Lay out the material from the line with "- contact-name[interactable]: 关建东(guanjd): [441, 313, 528, 339]" up to and including the line with "- common-functions-link[interactable]: 常用功能: [871, 50, 919, 67]" as a Markdown table. Use the columns Row and Entry, number each line, and leave out any blank lines.

━━━━━━━━

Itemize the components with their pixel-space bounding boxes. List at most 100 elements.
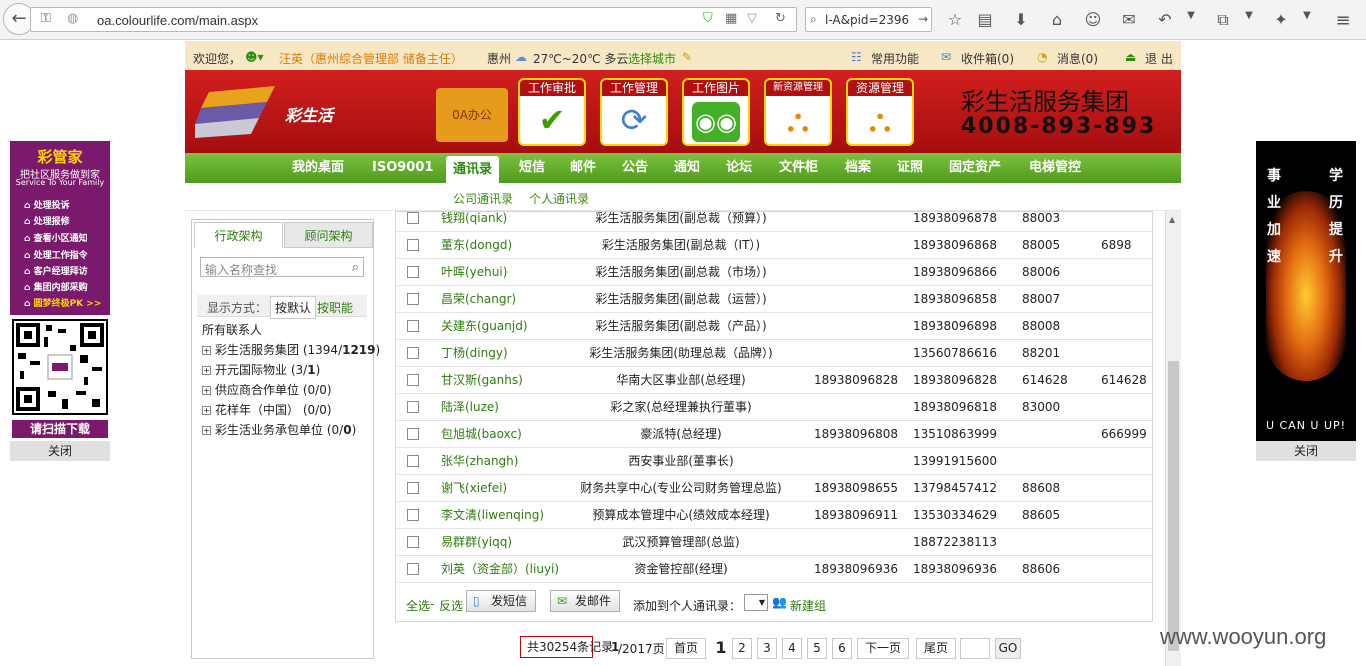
- contact-name[interactable]: 关建东(guanjd): [441, 313, 528, 339]
- row-checkbox[interactable]: [407, 401, 419, 413]
- contact-name[interactable]: 丁杨(dingy): [441, 340, 508, 366]
- row-checkbox[interactable]: [407, 482, 419, 494]
- nav-licenses[interactable]: 证照: [890, 153, 930, 183]
- tree-node[interactable]: + 彩生活服务集团 (1394/1219): [202, 341, 380, 358]
- page-1[interactable]: 1: [711, 638, 731, 659]
- invert-selection-link[interactable]: 反选: [439, 597, 463, 614]
- common-functions-link[interactable]: 常用功能: [871, 50, 919, 67]
- all-contacts[interactable]: 所有联系人: [202, 321, 262, 338]
- nav-notices[interactable]: 通知: [667, 153, 707, 183]
- row-checkbox[interactable]: [407, 374, 419, 386]
- contact-name[interactable]: 甘汉斯(ganhs): [441, 367, 523, 393]
- page-2[interactable]: 2: [732, 638, 752, 659]
- home-icon[interactable]: ⌂: [1046, 10, 1068, 29]
- nav-contacts[interactable]: 通讯录: [446, 156, 500, 183]
- row-checkbox[interactable]: [407, 428, 419, 440]
- contact-name[interactable]: 叶晖(yehui): [441, 259, 507, 285]
- nav-archives[interactable]: 档案: [838, 153, 878, 183]
- messages-link[interactable]: 消息(0): [1057, 50, 1098, 67]
- left-ad-banner[interactable]: 彩管家 把社区服务做到家 Service To Your Family 处理投诉…: [10, 141, 110, 315]
- right-ad-close-button[interactable]: 关闭: [1256, 441, 1356, 461]
- nav-announcements[interactable]: 公告: [615, 153, 655, 183]
- table-row[interactable]: 谢飞(xiefei) 财务共享中心(专业公司财务管理总监) 18938098655 1…: [396, 475, 1152, 502]
- menu-icon[interactable]: ≡: [1332, 10, 1354, 31]
- search-text[interactable]: l-A&pid=2396: [825, 13, 909, 27]
- reading-list-icon[interactable]: ▤: [974, 10, 996, 29]
- tree-node[interactable]: + 开元国际物业 (3/1): [202, 361, 320, 378]
- nav-file-cabinet[interactable]: 文件柜: [772, 153, 825, 183]
- send-mail-button[interactable]: ✉ 发邮件: [550, 590, 621, 612]
- dropdown-icon[interactable]: ▼: [1238, 10, 1260, 21]
- contact-name[interactable]: 包旭城(baoxc): [441, 421, 522, 447]
- company-logo[interactable]: [195, 86, 281, 138]
- expand-icon[interactable]: +: [202, 366, 211, 375]
- oa-office-icon[interactable]: 0A办公: [436, 88, 508, 142]
- contact-name[interactable]: 谢飞(xiefei): [441, 475, 507, 501]
- url-text[interactable]: oa.colourlife.com/main.aspx: [97, 13, 258, 28]
- tree-node[interactable]: + 供应商合作单位 (0/0): [202, 381, 332, 398]
- new-group-link[interactable]: 新建组: [790, 597, 826, 614]
- download-icon[interactable]: ⬇: [1010, 10, 1032, 29]
- go-button[interactable]: GO: [995, 638, 1021, 659]
- table-row[interactable]: 昌荣(changr) 彩生活服务集团(副总裁（运营）) 18938096858 880…: [396, 286, 1152, 313]
- table-row[interactable]: 包旭城(baoxc) 豪派特(总经理) 18938096808 13510863999…: [396, 421, 1152, 448]
- row-checkbox[interactable]: [407, 347, 419, 359]
- choose-city-link[interactable]: 选择城市: [628, 50, 676, 67]
- nav-elevator-control[interactable]: 电梯管控: [1022, 153, 1088, 183]
- left-ad-close-button[interactable]: 关闭: [10, 441, 110, 461]
- row-checkbox[interactable]: [407, 266, 419, 278]
- nav-forum[interactable]: 论坛: [719, 153, 759, 183]
- nav-sms[interactable]: 短信: [512, 153, 552, 183]
- table-row[interactable]: 叶晖(yehui) 彩生活服务集团(副总裁（市场）) 18938096866 8800…: [396, 259, 1152, 286]
- contact-name[interactable]: 李文清(liwenqing): [441, 502, 544, 528]
- work-pictures-tile[interactable]: 工作图片 ◉◉: [682, 78, 750, 146]
- last-page-button[interactable]: 尾页: [916, 638, 956, 659]
- table-row[interactable]: 易群群(yiqq) 武汉预算管理部(总监) 18872238113: [396, 529, 1152, 556]
- qr-icon[interactable]: ▦: [725, 11, 737, 26]
- page-number-input[interactable]: [960, 638, 990, 659]
- scrollbar[interactable]: ▲: [1165, 211, 1181, 666]
- select-all-link[interactable]: 全选: [406, 597, 430, 614]
- page-4[interactable]: 4: [782, 638, 802, 659]
- scroll-up-icon[interactable]: ▲: [1169, 215, 1175, 224]
- new-resource-management-tile[interactable]: 新资源管理 ⛬: [764, 78, 832, 146]
- send-sms-button[interactable]: ▯ 发短信: [466, 590, 537, 612]
- group-select[interactable]: ▼: [744, 594, 768, 611]
- contact-name[interactable]: 刘英（资金部）(liuyi): [441, 556, 559, 582]
- table-row[interactable]: 钱翔(qiank) 彩生活服务集团(副总裁（预算）) 18938096878 8800…: [396, 212, 1152, 232]
- table-row[interactable]: 张华(zhangh) 西安事业部(董事长) 13991915600: [396, 448, 1152, 475]
- tab-admin-structure[interactable]: 行政架构: [194, 222, 283, 248]
- table-row[interactable]: 刘英（资金部）(liuyi) 资金管控部(经理) 18938096936 189380…: [396, 556, 1152, 583]
- expand-icon[interactable]: +: [202, 406, 211, 415]
- tree-node[interactable]: + 花样年（中国） (0/0): [202, 401, 332, 418]
- right-ad-banner[interactable]: 事 业 加 速 学 历 提 升 U CAN U UP!: [1256, 141, 1356, 441]
- expand-icon[interactable]: +: [202, 346, 211, 355]
- table-row[interactable]: 丁杨(dingy) 彩生活服务集团(助理总裁（品牌）) 13560786616 882…: [396, 340, 1152, 367]
- expand-icon[interactable]: +: [202, 386, 211, 395]
- logout-link[interactable]: 退 出: [1145, 50, 1173, 67]
- page-5[interactable]: 5: [807, 638, 827, 659]
- first-page-button[interactable]: 首页: [666, 638, 706, 659]
- chat-icon[interactable]: ☺: [1082, 10, 1104, 29]
- contact-name[interactable]: 钱翔(qiank): [441, 212, 507, 231]
- message-icon[interactable]: ✉: [1118, 10, 1140, 29]
- name-search-input[interactable]: 输入名称查找 ⌕: [200, 257, 364, 277]
- pencil-icon[interactable]: ✎: [682, 50, 692, 64]
- nav-mail[interactable]: 邮件: [563, 153, 603, 183]
- row-checkbox[interactable]: [407, 536, 419, 548]
- expand-icon[interactable]: +: [202, 426, 211, 435]
- table-row[interactable]: 董东(dongd) 彩生活服务集团(副总裁（IT）) 18938096868 8800…: [396, 232, 1152, 259]
- row-checkbox[interactable]: [407, 563, 419, 575]
- dropdown-icon[interactable]: ▽: [747, 11, 757, 26]
- contact-name[interactable]: 张华(zhangh): [441, 448, 518, 474]
- resource-management-tile[interactable]: 资源管理 ⛬: [846, 78, 914, 146]
- table-row[interactable]: 陆泽(luze) 彩之家(总经理兼执行董事) 18938096818 83000: [396, 394, 1152, 421]
- crop-icon[interactable]: ⧉: [1212, 10, 1234, 30]
- dropdown-icon[interactable]: ▼: [1180, 10, 1202, 21]
- row-checkbox[interactable]: [407, 455, 419, 467]
- tab-consultant-structure[interactable]: 顾问架构: [284, 222, 373, 248]
- page-6[interactable]: 6: [832, 638, 852, 659]
- mode-default-tab[interactable]: 按默认: [270, 296, 317, 319]
- row-checkbox[interactable]: [407, 212, 419, 224]
- undo-icon[interactable]: ↶: [1154, 10, 1176, 29]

━━━━━━━━

** EXPECTED ANSWER **
| Row | Entry |
|---|---|
| 1 | - contact-name[interactable]: 关建东(guanjd): [441, 313, 528, 339] |
| 2 | - row-checkbox[interactable]: [407, 401, 419, 413] |
| 3 | - contact-name[interactable]: 丁杨(dingy): [441, 340, 508, 366] |
| 4 | - row-checkbox[interactable]: [407, 482, 419, 494] |
| 5 | - nav-licenses[interactable]: 证照: [890, 153, 930, 183] |
| 6 | - tree-node[interactable]: + 彩生活服务集团 (1394/1219): [202, 341, 380, 358] |
| 7 | - page-1[interactable]: 1: [711, 638, 731, 659] |
| 8 | - invert-selection-link[interactable]: 反选: [439, 597, 463, 614] |
| 9 | - common-functions-link[interactable]: 常用功能: [871, 50, 919, 67] |